ENTRIES SHOWN ->
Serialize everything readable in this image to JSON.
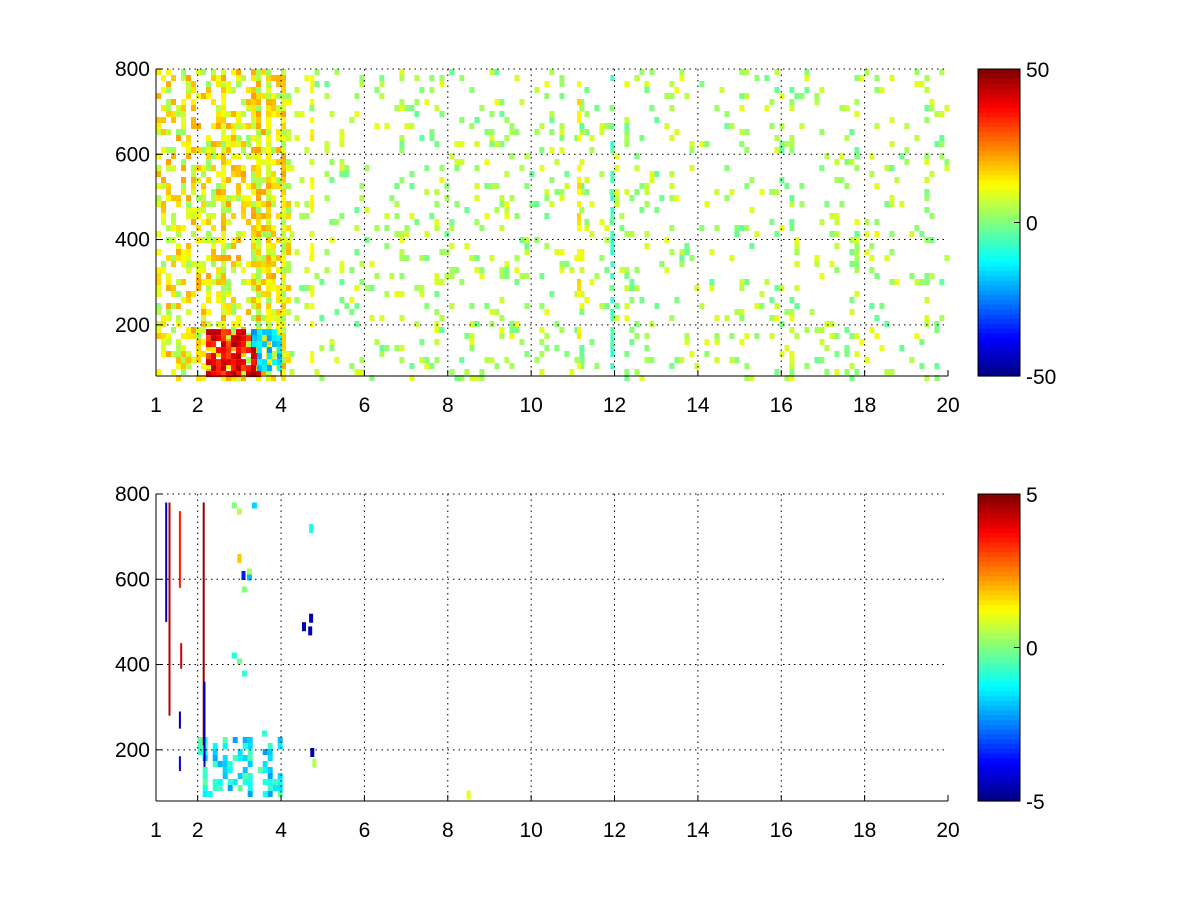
{
  "chart_data": [
    {
      "type": "heatmap",
      "title": "",
      "xlabel": "",
      "ylabel": "",
      "xlim": [
        1,
        20
      ],
      "ylim": [
        80,
        800
      ],
      "x_ticks": [
        "1",
        "2",
        "4",
        "6",
        "8",
        "10",
        "12",
        "14",
        "16",
        "18",
        "20"
      ],
      "y_ticks": [
        "200",
        "400",
        "600",
        "800"
      ],
      "grid": true,
      "colormap": "jet",
      "colorbar": {
        "range": [
          -50,
          50
        ],
        "ticks": [
          "50",
          "0",
          "-50"
        ]
      },
      "features": [
        {
          "x_range": [
            1.0,
            4.2
          ],
          "y_range": [
            80,
            800
          ],
          "density": 0.55,
          "values_mean": 12,
          "values_spread": 10
        },
        {
          "x_range": [
            2.2,
            3.4
          ],
          "y_range": [
            90,
            190
          ],
          "density": 0.95,
          "values_mean": 38,
          "values_spread": 8
        },
        {
          "x_range": [
            3.3,
            4.0
          ],
          "y_range": [
            100,
            190
          ],
          "density": 0.7,
          "values_mean": -18,
          "values_spread": 6
        },
        {
          "x_range": [
            4.2,
            20.0
          ],
          "y_range": [
            80,
            800
          ],
          "density": 0.13,
          "values_mean": 4,
          "values_spread": 7
        }
      ],
      "notable_columns": [
        {
          "x": 11.1,
          "value": 14
        },
        {
          "x": 11.9,
          "value": -6
        },
        {
          "x": 4.7,
          "value": 12
        }
      ]
    },
    {
      "type": "heatmap",
      "title": "",
      "xlabel": "",
      "ylabel": "",
      "xlim": [
        1,
        20
      ],
      "ylim": [
        80,
        800
      ],
      "x_ticks": [
        "1",
        "2",
        "4",
        "6",
        "8",
        "10",
        "12",
        "14",
        "16",
        "18",
        "20"
      ],
      "y_ticks": [
        "200",
        "400",
        "600",
        "800"
      ],
      "grid": true,
      "colormap": "jet",
      "colorbar": {
        "range": [
          -5,
          5
        ],
        "ticks": [
          "5",
          "0",
          "-5"
        ]
      },
      "features": [
        {
          "x_range": [
            2.0,
            4.0
          ],
          "y_range": [
            90,
            230
          ],
          "density": 0.4,
          "values_mean": -1.2,
          "values_spread": 1.0
        },
        {
          "x_range": [
            2.7,
            3.6
          ],
          "y_range": [
            230,
            780
          ],
          "density": 0.04,
          "values_mean": -0.5,
          "values_spread": 1.5
        }
      ],
      "streaks": [
        {
          "x": 1.22,
          "y_range": [
            500,
            780
          ],
          "value": -4.5
        },
        {
          "x": 1.3,
          "y_range": [
            280,
            780
          ],
          "value": 4.5
        },
        {
          "x": 1.55,
          "y_range": [
            580,
            760
          ],
          "value": 3.5
        },
        {
          "x": 1.58,
          "y_range": [
            390,
            450
          ],
          "value": 4.2
        },
        {
          "x": 1.55,
          "y_range": [
            250,
            290
          ],
          "value": -4.6
        },
        {
          "x": 1.55,
          "y_range": [
            150,
            185
          ],
          "value": -4.0
        },
        {
          "x": 2.12,
          "y_range": [
            210,
            780
          ],
          "value": 4.8
        },
        {
          "x": 2.14,
          "y_range": [
            160,
            360
          ],
          "value": -4.5
        }
      ],
      "spots": [
        {
          "x": 4.55,
          "y": 490,
          "value": -4.5
        },
        {
          "x": 4.72,
          "y": 510,
          "value": -4.5
        },
        {
          "x": 4.7,
          "y": 480,
          "value": -4.5
        },
        {
          "x": 4.72,
          "y": 720,
          "value": -1.0
        },
        {
          "x": 4.75,
          "y": 195,
          "value": -4.5
        },
        {
          "x": 4.8,
          "y": 170,
          "value": 0.5
        },
        {
          "x": 8.5,
          "y": 95,
          "value": 1.0
        },
        {
          "x": 3.1,
          "y": 610,
          "value": -3.5
        },
        {
          "x": 3.0,
          "y": 650,
          "value": 1.8
        }
      ]
    }
  ]
}
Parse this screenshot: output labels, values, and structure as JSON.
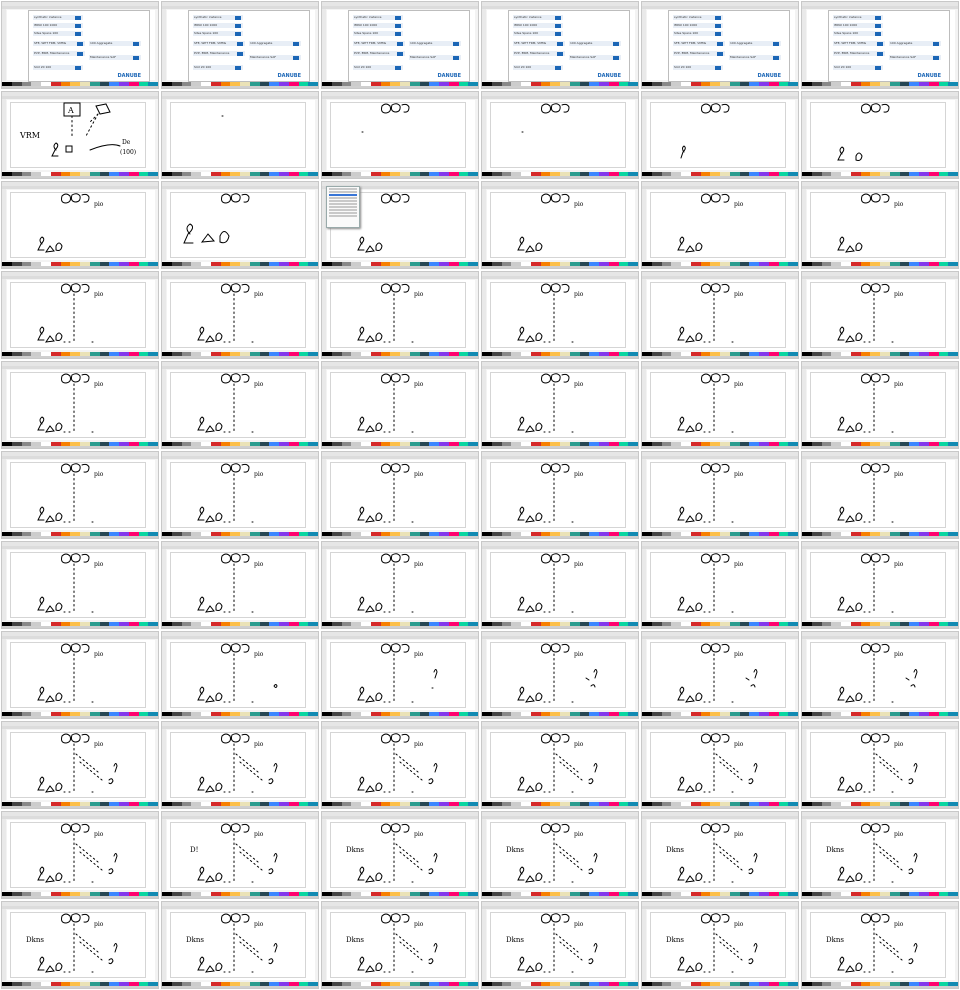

SHORT PROBLEM -> Copy every entry exactly as written. Pictures are excluded.

EXERCISE RESPONSE ->
Serialize everything readable in this image to JSON.
{
  "chart_data": [
    {
      "type": "heatmap",
      "title": "",
      "xlabel": "",
      "ylabel": "",
      "xlim": [
        1,
        20
      ],
      "ylim": [
        80,
        800
      ],
      "x_ticks": [
        "1",
        "2",
        "4",
        "6",
        "8",
        "10",
        "12",
        "14",
        "16",
        "18",
        "20"
      ],
      "y_ticks": [
        "200",
        "400",
        "600",
        "800"
      ],
      "grid": true,
      "colormap": "jet",
      "colorbar": {
        "range": [
          -50,
          50
        ],
        "ticks": [
          "50",
          "0",
          "-50"
        ]
      },
      "features": [
        {
          "x_range": [
            1.0,
            4.2
          ],
          "y_range": [
            80,
            800
          ],
          "density": 0.55,
          "values_mean": 12,
          "values_spread": 10
        },
        {
          "x_range": [
            2.2,
            3.4
          ],
          "y_range": [
            90,
            190
          ],
          "density": 0.95,
          "values_mean": 38,
          "values_spread": 8
        },
        {
          "x_range": [
            3.3,
            4.0
          ],
          "y_range": [
            100,
            190
          ],
          "density": 0.7,
          "values_mean": -18,
          "values_spread": 6
        },
        {
          "x_range": [
            4.2,
            20.0
          ],
          "y_range": [
            80,
            800
          ],
          "density": 0.13,
          "values_mean": 4,
          "values_spread": 7
        }
      ],
      "notable_columns": [
        {
          "x": 11.1,
          "value": 14
        },
        {
          "x": 11.9,
          "value": -6
        },
        {
          "x": 4.7,
          "value": 12
        }
      ]
    },
    {
      "type": "heatmap",
      "title": "",
      "xlabel": "",
      "ylabel": "",
      "xlim": [
        1,
        20
      ],
      "ylim": [
        80,
        800
      ],
      "x_ticks": [
        "1",
        "2",
        "4",
        "6",
        "8",
        "10",
        "12",
        "14",
        "16",
        "18",
        "20"
      ],
      "y_ticks": [
        "200",
        "400",
        "600",
        "800"
      ],
      "grid": true,
      "colormap": "jet",
      "colorbar": {
        "range": [
          -5,
          5
        ],
        "ticks": [
          "5",
          "0",
          "-5"
        ]
      },
      "features": [
        {
          "x_range": [
            2.0,
            4.0
          ],
          "y_range": [
            90,
            230
          ],
          "density": 0.4,
          "values_mean": -1.2,
          "values_spread": 1.0
        },
        {
          "x_range": [
            2.7,
            3.6
          ],
          "y_range": [
            230,
            780
          ],
          "density": 0.04,
          "values_mean": -0.5,
          "values_spread": 1.5
        }
      ],
      "streaks": [
        {
          "x": 1.22,
          "y_range": [
            500,
            780
          ],
          "value": -4.5
        },
        {
          "x": 1.3,
          "y_range": [
            280,
            780
          ],
          "value": 4.5
        },
        {
          "x": 1.55,
          "y_range": [
            580,
            760
          ],
          "value": 3.5
        },
        {
          "x": 1.58,
          "y_range": [
            390,
            450
          ],
          "value": 4.2
        },
        {
          "x": 1.55,
          "y_range": [
            250,
            290
          ],
          "value": -4.6
        },
        {
          "x": 1.55,
          "y_range": [
            150,
            185
          ],
          "value": -4.0
        },
        {
          "x": 2.12,
          "y_range": [
            210,
            780
          ],
          "value": 4.8
        },
        {
          "x": 2.14,
          "y_range": [
            160,
            360
          ],
          "value": -4.5
        }
      ],
      "spots": [
        {
          "x": 4.55,
          "y": 490,
          "value": -4.5
        },
        {
          "x": 4.72,
          "y": 510,
          "value": -4.5
        },
        {
          "x": 4.7,
          "y": 480,
          "value": -4.5
        },
        {
          "x": 4.72,
          "y": 720,
          "value": -1.0
        },
        {
          "x": 4.75,
          "y": 195,
          "value": -4.5
        },
        {
          "x": 4.8,
          "y": 170,
          "value": 0.5
        },
        {
          "x": 8.5,
          "y": 95,
          "value": 1.0
        },
        {
          "x": 3.1,
          "y": 610,
          "value": -3.5
        },
        {
          "x": 3.0,
          "y": 650,
          "value": 1.8
        }
      ]
    }
  ]
}
Parse this screenshot: output labels, values, and structure as JSON.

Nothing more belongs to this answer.